Goal of the exercise:
Copy down every line where the string "noticed" shows up.

------------

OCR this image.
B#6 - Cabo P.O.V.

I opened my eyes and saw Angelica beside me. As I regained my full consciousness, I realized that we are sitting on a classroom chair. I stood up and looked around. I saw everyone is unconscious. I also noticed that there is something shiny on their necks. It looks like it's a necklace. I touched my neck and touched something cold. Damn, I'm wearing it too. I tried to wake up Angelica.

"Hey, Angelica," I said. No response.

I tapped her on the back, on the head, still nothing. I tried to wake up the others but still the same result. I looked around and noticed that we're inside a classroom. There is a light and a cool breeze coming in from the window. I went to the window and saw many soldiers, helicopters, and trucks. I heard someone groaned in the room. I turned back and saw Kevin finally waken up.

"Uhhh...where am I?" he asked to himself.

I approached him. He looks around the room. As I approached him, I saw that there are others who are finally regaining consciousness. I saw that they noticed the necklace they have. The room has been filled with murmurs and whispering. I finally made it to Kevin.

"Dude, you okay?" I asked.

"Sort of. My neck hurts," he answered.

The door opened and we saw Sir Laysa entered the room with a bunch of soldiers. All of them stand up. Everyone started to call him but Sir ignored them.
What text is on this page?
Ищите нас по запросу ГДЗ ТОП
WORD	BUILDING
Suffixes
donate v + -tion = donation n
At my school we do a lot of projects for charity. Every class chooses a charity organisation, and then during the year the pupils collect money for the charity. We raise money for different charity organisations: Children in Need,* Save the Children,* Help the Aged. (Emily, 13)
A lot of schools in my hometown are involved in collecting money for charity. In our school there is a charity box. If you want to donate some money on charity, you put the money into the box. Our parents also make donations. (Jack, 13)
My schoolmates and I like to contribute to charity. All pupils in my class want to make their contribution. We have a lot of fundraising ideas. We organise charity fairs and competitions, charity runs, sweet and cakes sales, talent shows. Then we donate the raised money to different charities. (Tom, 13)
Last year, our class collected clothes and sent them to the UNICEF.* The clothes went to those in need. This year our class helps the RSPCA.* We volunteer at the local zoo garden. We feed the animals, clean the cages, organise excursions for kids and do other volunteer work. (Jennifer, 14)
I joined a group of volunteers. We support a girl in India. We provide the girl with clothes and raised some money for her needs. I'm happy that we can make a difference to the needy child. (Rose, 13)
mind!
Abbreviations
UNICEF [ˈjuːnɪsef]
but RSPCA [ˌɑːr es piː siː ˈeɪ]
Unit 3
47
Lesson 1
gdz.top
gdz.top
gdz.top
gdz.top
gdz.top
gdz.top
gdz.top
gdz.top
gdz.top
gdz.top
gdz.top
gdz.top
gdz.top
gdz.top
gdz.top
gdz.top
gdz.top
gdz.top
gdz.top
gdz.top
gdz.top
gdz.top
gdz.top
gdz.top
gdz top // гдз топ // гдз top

------------

Completed task:
I opened my eyes and saw Angelica beside me. As I regained my full consciousness, I realized that we are sitting on a classroom chair. I stood up and looked around. I saw everyone is unconscious. I also noticed that there is something shiny on their necks. It looks like it's a necklace. I touched my neck and touched something cold. Damn, I'm wearing it too. I tried to wake up Angelica.
I tapped her on the back, on the head, still nothing. I tried to wake up the others but still the same result. I looked around and noticed that we're inside a classroom. There is a light and a cool breeze coming in from the window. I went to the window and saw many soldiers, helicopters, and trucks. I heard someone groaned in the room. I turned back and saw Kevin finally waken up.
I approached him. He looks around the room. As I approached him, I saw that there are others who are finally regaining consciousness. I saw that they noticed the necklace they have. The room has been filled with murmurs and whispering. I finally made it to Kevin.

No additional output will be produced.